Instructions –
a: In the post about visualizing protein interaction networks, where in the cell-like layout do the transcription factors end up?
b: Go on with the protein interaction browser post and its comments, starting after the last sentence shown.

╭─ Source passage

I've put an early version of a tool for visualising networks of protein interactions online.
You'll notice that the databases are also still in their early stages. It'll be interesting to see whether they turn out to show dense clusters of interacting proteins, or a more distributed network - this may also depend on the criteria used to judge an 'interaction'. It's also interesting to see the result of the force distribution algorithm used by TouchGraph, which separates the parts of the network into roughly the same shape as a cell - the intercellular receptors on the outside, transcription factors in the centre, and intracellular signalling molecules inbetween.
Any suggestions for integrating the various databases will be most welcome.


Comments
user interaction
Hi Alf,
is there a posibility to learn more about your protein browser? From the pictures one can not see what user interactions are possible. Is there a source for exectuables / source code somewhere?

╰─
╭─ Information provided

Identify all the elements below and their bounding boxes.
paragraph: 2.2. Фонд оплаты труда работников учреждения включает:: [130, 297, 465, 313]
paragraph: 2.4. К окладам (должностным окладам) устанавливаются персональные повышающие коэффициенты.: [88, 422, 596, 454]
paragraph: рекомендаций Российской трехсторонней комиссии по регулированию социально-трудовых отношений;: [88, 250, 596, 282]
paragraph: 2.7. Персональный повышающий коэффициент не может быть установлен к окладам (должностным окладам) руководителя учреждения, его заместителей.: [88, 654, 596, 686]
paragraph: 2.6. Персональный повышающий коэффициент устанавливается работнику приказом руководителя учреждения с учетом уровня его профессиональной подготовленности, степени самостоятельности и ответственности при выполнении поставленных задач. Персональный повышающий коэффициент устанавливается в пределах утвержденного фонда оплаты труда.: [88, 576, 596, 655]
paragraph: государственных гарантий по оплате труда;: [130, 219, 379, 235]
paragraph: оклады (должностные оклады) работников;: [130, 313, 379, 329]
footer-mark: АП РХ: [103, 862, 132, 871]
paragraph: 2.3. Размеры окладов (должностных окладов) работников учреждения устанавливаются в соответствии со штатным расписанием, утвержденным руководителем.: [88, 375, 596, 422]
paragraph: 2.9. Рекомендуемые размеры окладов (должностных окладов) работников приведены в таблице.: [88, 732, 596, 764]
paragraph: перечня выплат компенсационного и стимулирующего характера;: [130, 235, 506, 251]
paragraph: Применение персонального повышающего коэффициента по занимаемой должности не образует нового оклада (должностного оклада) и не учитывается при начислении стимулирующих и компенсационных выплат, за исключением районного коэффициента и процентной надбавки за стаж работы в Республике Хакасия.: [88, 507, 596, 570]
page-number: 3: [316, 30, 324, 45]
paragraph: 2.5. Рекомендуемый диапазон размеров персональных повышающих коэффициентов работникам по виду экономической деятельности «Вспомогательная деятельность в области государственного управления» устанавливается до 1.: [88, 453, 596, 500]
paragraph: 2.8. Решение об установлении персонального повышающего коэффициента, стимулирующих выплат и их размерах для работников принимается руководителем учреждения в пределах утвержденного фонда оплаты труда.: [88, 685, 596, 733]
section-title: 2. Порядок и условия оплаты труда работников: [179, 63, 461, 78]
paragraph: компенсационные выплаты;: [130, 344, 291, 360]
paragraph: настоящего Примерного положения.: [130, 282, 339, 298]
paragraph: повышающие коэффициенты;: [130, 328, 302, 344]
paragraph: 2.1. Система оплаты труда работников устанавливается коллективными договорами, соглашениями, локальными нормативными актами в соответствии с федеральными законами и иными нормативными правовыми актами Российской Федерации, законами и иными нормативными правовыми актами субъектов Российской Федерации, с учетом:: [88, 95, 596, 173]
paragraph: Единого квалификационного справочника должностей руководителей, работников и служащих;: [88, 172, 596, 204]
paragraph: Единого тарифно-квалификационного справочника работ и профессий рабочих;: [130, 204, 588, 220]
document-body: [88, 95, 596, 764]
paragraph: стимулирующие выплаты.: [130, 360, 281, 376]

╰─

Expected responses –
a: In the center.

b:
Best,
Oliver
Protein interactions
I will probably be looking at protein interactions during my work. I want to put together some already published methods on predicting protein interactions from diverse data (literature, expression profiles, sequence, structure). The next step would be to present the data in a graphical way so that the user can decide from the information what he/she is interested in and publish the data to a database. Other interesting things to do would be to get automatic datamining on the interaction partners and type of interaction (phosphorylation, ubiquitination, assembly. etc).
Are you thinking of doing any thing like this ?
Protein interactions
Not personally, no, I'm just making the graphs. There's lots of literature around at the moment though - I put a few up here yesterday. I guess you've already trawled through BIND, MIPS and the rest...